**Job**. Review the lines that follow and copy each one that contains the word "kind".

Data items
==================================================

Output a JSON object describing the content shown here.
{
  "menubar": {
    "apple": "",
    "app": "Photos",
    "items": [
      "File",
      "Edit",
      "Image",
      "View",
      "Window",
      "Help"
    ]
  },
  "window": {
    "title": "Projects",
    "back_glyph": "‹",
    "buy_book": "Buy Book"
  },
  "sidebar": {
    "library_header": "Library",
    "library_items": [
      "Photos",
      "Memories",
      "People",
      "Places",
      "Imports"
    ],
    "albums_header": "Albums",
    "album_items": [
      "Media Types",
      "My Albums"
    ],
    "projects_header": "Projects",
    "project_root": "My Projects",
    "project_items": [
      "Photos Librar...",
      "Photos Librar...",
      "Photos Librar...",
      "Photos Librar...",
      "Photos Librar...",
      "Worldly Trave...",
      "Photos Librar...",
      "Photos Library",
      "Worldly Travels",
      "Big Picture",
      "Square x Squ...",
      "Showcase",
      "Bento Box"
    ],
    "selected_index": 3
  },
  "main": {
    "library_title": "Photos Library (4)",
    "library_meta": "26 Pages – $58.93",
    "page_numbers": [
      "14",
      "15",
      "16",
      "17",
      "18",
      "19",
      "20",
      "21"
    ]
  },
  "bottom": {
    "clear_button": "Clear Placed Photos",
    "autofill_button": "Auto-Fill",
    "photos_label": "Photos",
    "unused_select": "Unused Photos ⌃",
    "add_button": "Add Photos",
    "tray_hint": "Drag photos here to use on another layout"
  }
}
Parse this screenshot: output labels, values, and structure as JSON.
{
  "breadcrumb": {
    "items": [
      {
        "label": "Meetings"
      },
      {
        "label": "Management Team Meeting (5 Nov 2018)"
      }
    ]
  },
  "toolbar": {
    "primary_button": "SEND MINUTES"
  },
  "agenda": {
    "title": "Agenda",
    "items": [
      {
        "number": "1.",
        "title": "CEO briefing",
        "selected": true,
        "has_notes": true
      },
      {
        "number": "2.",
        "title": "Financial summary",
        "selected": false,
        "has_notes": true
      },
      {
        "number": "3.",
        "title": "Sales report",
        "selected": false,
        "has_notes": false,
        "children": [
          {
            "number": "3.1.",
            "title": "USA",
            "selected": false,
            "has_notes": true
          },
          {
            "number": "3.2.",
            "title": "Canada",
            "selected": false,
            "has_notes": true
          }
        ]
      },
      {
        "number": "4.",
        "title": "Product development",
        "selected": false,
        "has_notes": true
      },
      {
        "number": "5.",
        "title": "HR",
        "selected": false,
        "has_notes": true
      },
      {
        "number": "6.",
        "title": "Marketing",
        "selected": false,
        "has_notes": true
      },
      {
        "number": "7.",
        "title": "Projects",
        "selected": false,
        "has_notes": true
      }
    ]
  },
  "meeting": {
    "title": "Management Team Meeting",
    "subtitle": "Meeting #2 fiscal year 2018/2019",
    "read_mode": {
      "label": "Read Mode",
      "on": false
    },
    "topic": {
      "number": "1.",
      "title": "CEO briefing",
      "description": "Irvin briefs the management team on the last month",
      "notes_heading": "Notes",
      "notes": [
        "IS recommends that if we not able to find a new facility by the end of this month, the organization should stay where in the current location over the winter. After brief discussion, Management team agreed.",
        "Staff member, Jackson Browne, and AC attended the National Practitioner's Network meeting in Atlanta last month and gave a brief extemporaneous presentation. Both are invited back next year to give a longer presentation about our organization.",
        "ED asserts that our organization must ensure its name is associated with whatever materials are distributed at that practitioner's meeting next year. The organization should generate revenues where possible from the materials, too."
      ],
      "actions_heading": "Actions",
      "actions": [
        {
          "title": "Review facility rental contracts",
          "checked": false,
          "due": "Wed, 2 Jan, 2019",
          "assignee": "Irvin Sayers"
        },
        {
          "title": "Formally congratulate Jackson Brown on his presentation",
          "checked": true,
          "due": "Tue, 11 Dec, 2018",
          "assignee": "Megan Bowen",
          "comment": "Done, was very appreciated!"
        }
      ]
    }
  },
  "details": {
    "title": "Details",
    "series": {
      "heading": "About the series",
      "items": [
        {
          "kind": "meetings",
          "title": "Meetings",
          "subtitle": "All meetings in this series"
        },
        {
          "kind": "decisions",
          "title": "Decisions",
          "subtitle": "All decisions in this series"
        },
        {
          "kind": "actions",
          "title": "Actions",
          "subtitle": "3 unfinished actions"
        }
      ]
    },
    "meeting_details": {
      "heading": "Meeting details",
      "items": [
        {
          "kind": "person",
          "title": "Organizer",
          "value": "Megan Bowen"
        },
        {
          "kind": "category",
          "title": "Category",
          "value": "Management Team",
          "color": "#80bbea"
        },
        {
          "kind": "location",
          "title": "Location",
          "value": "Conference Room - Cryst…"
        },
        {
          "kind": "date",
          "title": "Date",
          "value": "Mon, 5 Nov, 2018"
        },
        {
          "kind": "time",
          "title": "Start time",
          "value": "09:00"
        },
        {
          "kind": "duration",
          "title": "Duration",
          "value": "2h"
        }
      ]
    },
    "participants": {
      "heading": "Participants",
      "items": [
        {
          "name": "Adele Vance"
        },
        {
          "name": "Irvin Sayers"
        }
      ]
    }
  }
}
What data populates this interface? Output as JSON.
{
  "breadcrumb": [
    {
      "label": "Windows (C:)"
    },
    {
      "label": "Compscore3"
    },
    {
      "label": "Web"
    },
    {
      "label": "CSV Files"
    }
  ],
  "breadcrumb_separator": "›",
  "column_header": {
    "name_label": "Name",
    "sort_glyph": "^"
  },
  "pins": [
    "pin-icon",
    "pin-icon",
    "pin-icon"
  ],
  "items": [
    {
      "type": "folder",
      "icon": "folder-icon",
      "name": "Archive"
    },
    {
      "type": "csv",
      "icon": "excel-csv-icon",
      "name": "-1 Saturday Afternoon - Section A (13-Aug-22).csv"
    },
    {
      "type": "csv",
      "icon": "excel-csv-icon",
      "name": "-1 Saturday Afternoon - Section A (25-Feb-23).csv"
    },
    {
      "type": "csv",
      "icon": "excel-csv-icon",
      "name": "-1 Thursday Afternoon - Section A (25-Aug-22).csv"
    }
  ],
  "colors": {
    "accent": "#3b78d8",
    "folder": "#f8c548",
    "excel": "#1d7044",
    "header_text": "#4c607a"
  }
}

==================================================

**Output of the task**.
          "kind": "meetings",
          "kind": "decisions",
          "kind": "actions",
          "kind": "person",
          "kind": "category",
          "kind": "location",
          "kind": "date",
          "kind": "time",
          "kind": "duration",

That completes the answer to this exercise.